··· Data extract ···
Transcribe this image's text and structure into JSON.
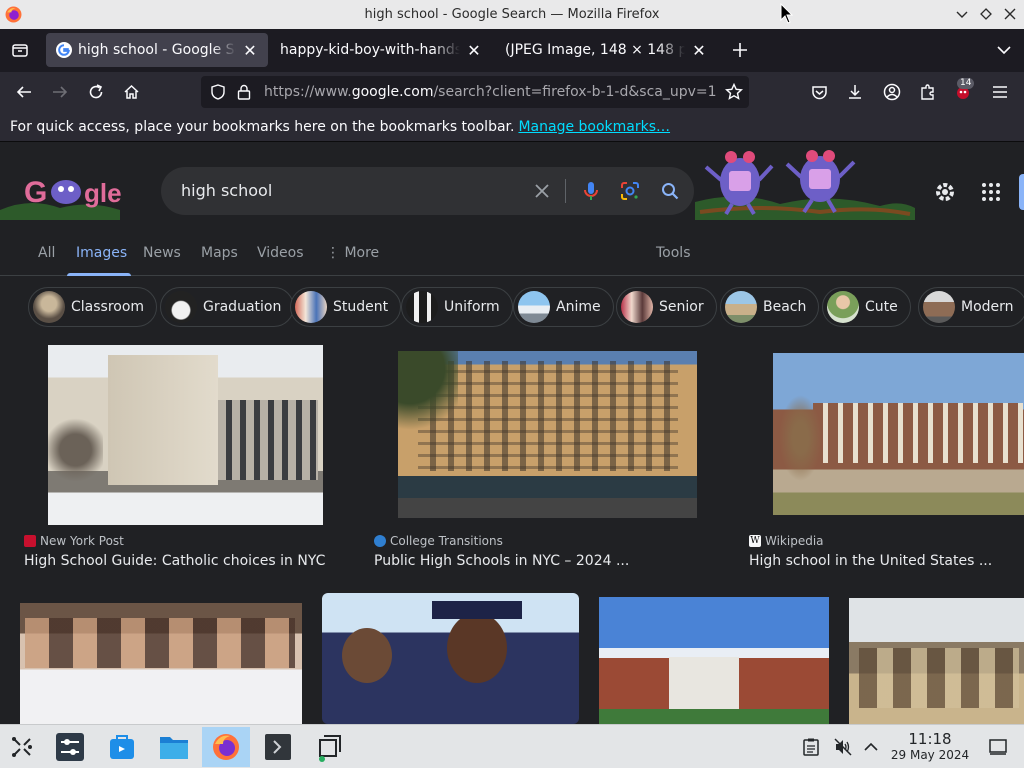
{
  "window": {
    "title": "high school - Google Search — Mozilla Firefox"
  },
  "tabs": [
    {
      "label": "high school - Google Search",
      "active": true
    },
    {
      "label": "happy-kid-boy-with-hands-thumbs-up",
      "active": false
    },
    {
      "label": "(JPEG Image, 148 × 148 pixels)",
      "active": false
    }
  ],
  "navbar": {
    "url_prefix": "https://www.",
    "url_host": "google.com",
    "url_rest": "/search?client=firefox-b-1-d&sca_upv=1",
    "extension_badge": "14"
  },
  "bookmarks_bar": {
    "message": "For quick access, place your bookmarks here on the bookmarks toolbar.",
    "link": "Manage bookmarks…"
  },
  "google": {
    "logo_text": "Google",
    "query": "high school",
    "nav_tabs": [
      "All",
      "Images",
      "News",
      "Maps",
      "Videos",
      "More",
      "Tools"
    ],
    "active_tab": "Images",
    "chips": [
      "Classroom",
      "Graduation",
      "Student",
      "Uniform",
      "Anime",
      "Senior",
      "Beach",
      "Cute",
      "Modern"
    ],
    "results": [
      {
        "source": "New York Post",
        "caption": "High School Guide: Catholic choices in NYC"
      },
      {
        "source": "College Transitions",
        "caption": "Public High Schools in NYC – 2024 ..."
      },
      {
        "source": "Wikipedia",
        "caption": "High school in the United States ..."
      }
    ]
  },
  "taskbar": {
    "time": "11:18",
    "date": "29 May 2024"
  },
  "colors": {
    "accent_blue": "#8ab4f8",
    "page_bg": "#202124",
    "link_cyan": "#00ddff"
  }
}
···
Select every line where the word "label" occurs.

      "label": "high school - Google Search",
      "label": "happy-kid-boy-with-hands-thumbs-up",
      "label": "(JPEG Image, 148 × 148 pixels)",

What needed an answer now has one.